STATED TASK
Scan the records for the word "color". Copy each line that includes it.

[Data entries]
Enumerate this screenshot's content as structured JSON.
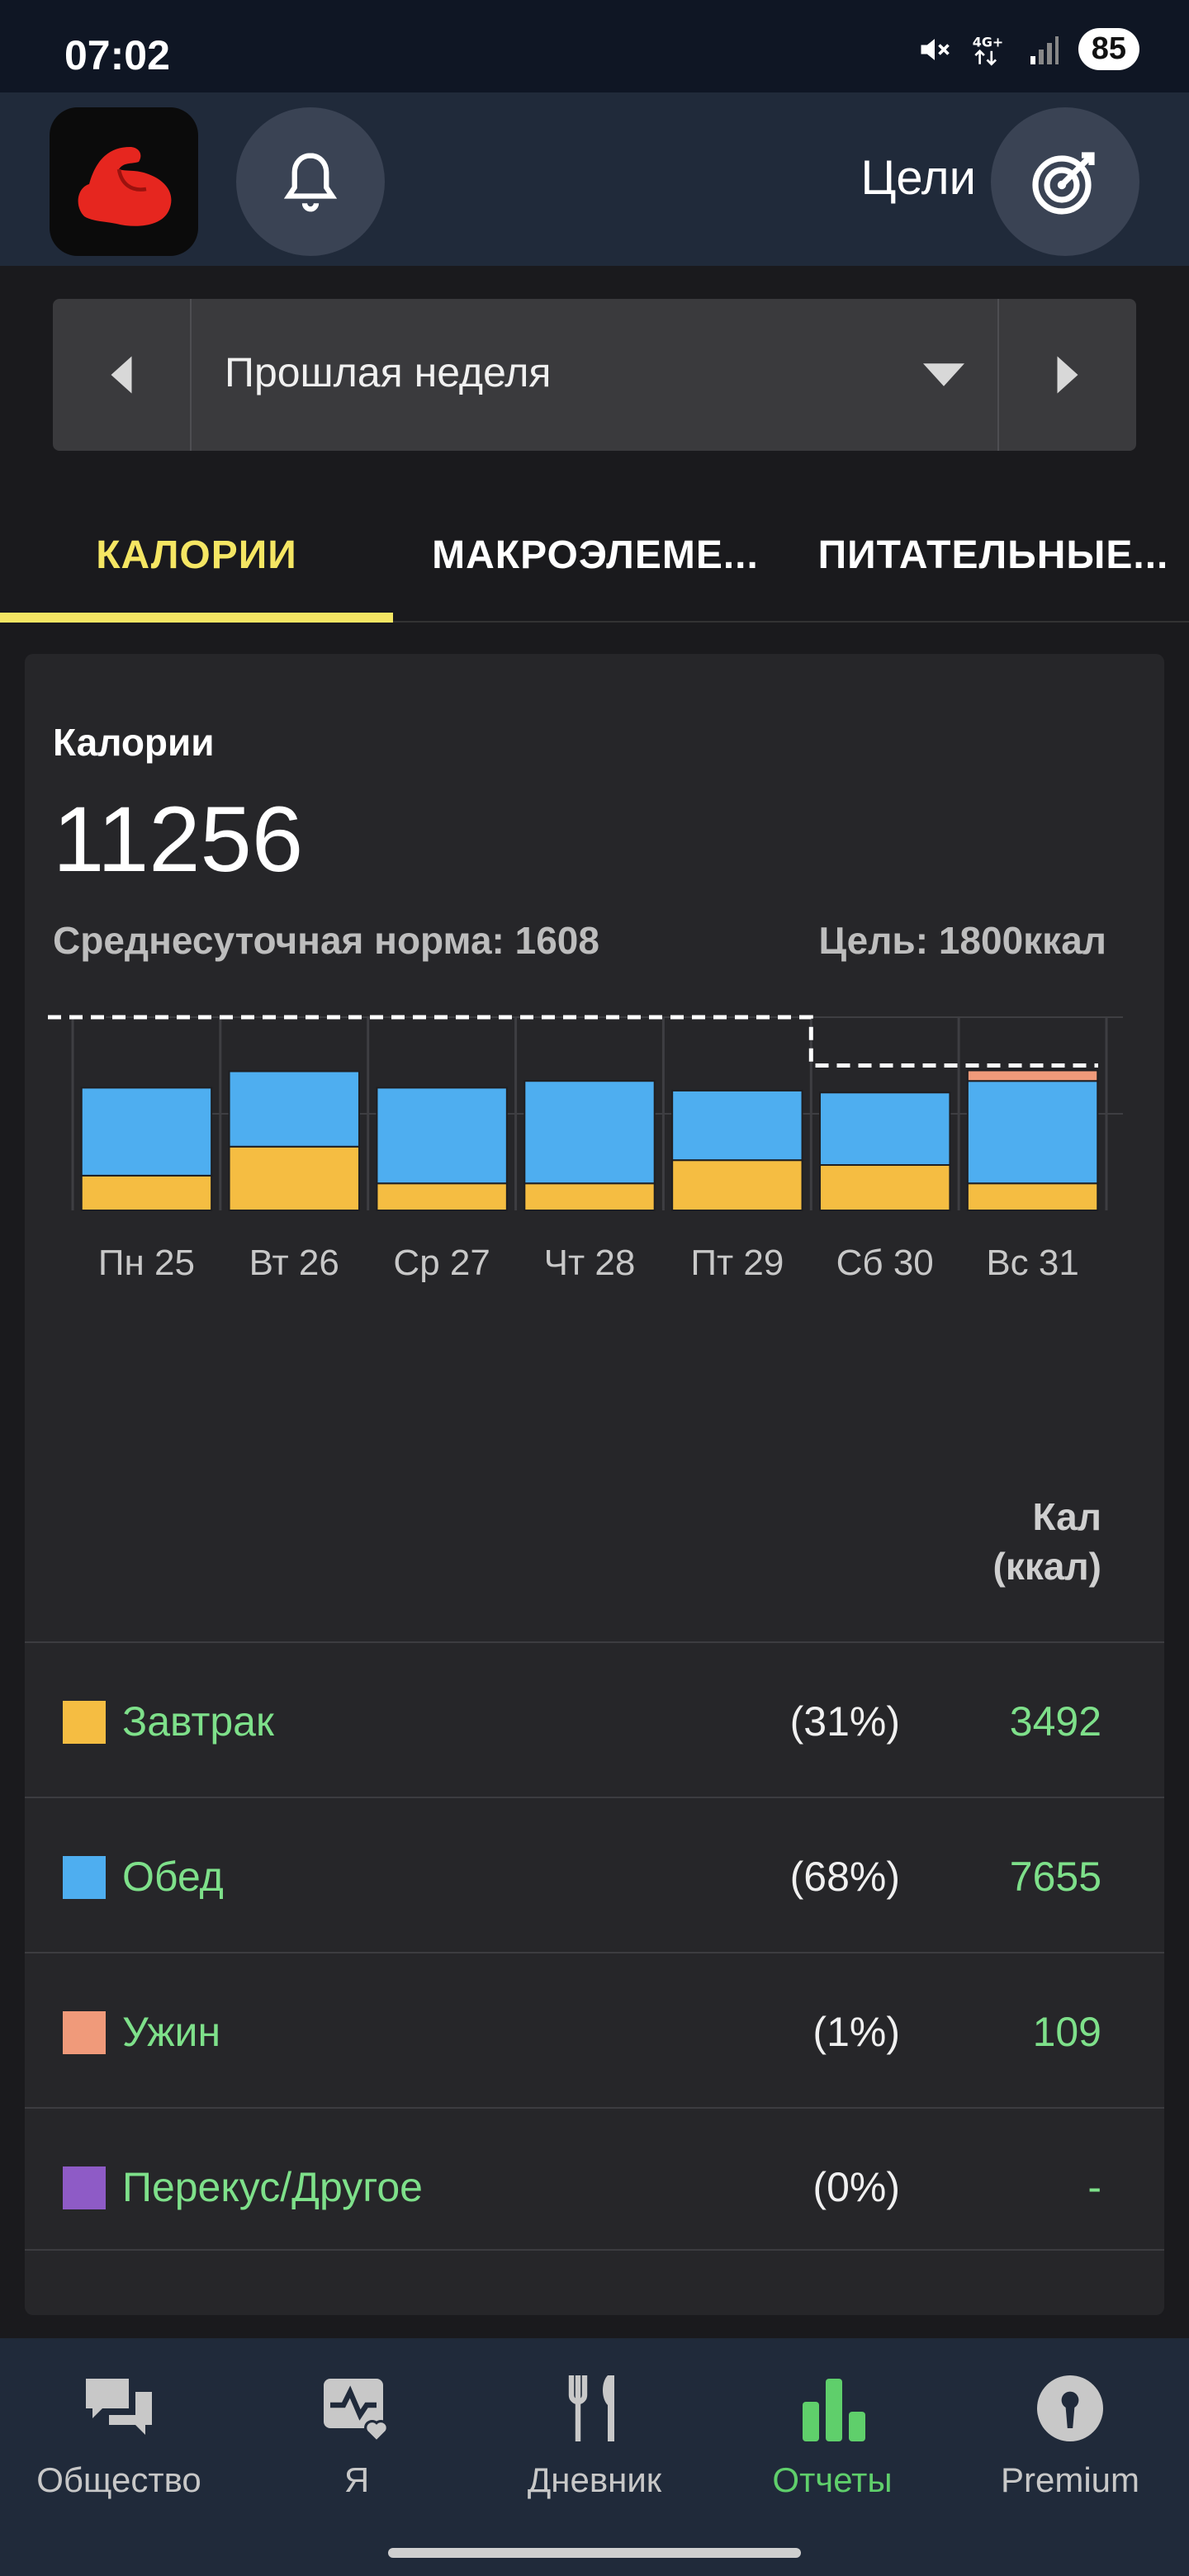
{
  "status_bar": {
    "time": "07:02",
    "battery": "85"
  },
  "header": {
    "goals_label": "Цели"
  },
  "period": {
    "label": "Прошлая неделя"
  },
  "tabs": [
    {
      "label": "КАЛОРИИ"
    },
    {
      "label": "МАКРОЭЛЕМЕ..."
    },
    {
      "label": "ПИТАТЕЛЬНЫЕ..."
    }
  ],
  "card": {
    "title": "Калории",
    "total": "11256",
    "average": "Среднесуточная норма: 1608",
    "goal": "Цель: 1800ккал",
    "column_header_line1": "Кал",
    "column_header_line2": "(ккал)"
  },
  "chart_data": {
    "type": "bar",
    "stacked": true,
    "categories": [
      "Пн 25",
      "Вт 26",
      "Ср 27",
      "Чт 28",
      "Пт 29",
      "Сб 30",
      "Вс 31"
    ],
    "series": [
      {
        "name": "Завтрак",
        "color": "#f5bd42",
        "values": [
          360,
          660,
          280,
          280,
          520,
          470,
          280
        ]
      },
      {
        "name": "Обед",
        "color": "#4eaef0",
        "values": [
          910,
          780,
          990,
          1060,
          720,
          750,
          1060
        ]
      },
      {
        "name": "Ужин",
        "color": "#f09a7a",
        "values": [
          0,
          0,
          0,
          0,
          0,
          0,
          109
        ]
      },
      {
        "name": "Перекус/Другое",
        "color": "#8e5bc6",
        "values": [
          0,
          0,
          0,
          0,
          0,
          0,
          0
        ]
      }
    ],
    "goal_line": [
      2000,
      2000,
      2000,
      2000,
      2000,
      1500,
      1500
    ],
    "ylim": [
      0,
      2000
    ],
    "grid": true
  },
  "meals": [
    {
      "name": "Завтрак",
      "pct": "(31%)",
      "value": "3492",
      "color": "#f5bd42"
    },
    {
      "name": "Обед",
      "pct": "(68%)",
      "value": "7655",
      "color": "#4eaef0"
    },
    {
      "name": "Ужин",
      "pct": "(1%)",
      "value": "109",
      "color": "#f09a7a"
    },
    {
      "name": "Перекус/Другое",
      "pct": "(0%)",
      "value": "-",
      "color": "#8e5bc6"
    }
  ],
  "nav": [
    {
      "label": "Общество",
      "icon": "community-icon"
    },
    {
      "label": "Я",
      "icon": "me-icon"
    },
    {
      "label": "Дневник",
      "icon": "diary-icon"
    },
    {
      "label": "Отчеты",
      "icon": "reports-icon",
      "active": true
    },
    {
      "label": "Premium",
      "icon": "premium-icon"
    }
  ]
}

ANSWER TO THIS PROBLEM
        "color": "#f5bd42",
        "color": "#4eaef0",
        "color": "#f09a7a",
        "color": "#8e5bc6",
      "color": "#f5bd42"
      "color": "#4eaef0"
      "color": "#f09a7a"
      "color": "#8e5bc6"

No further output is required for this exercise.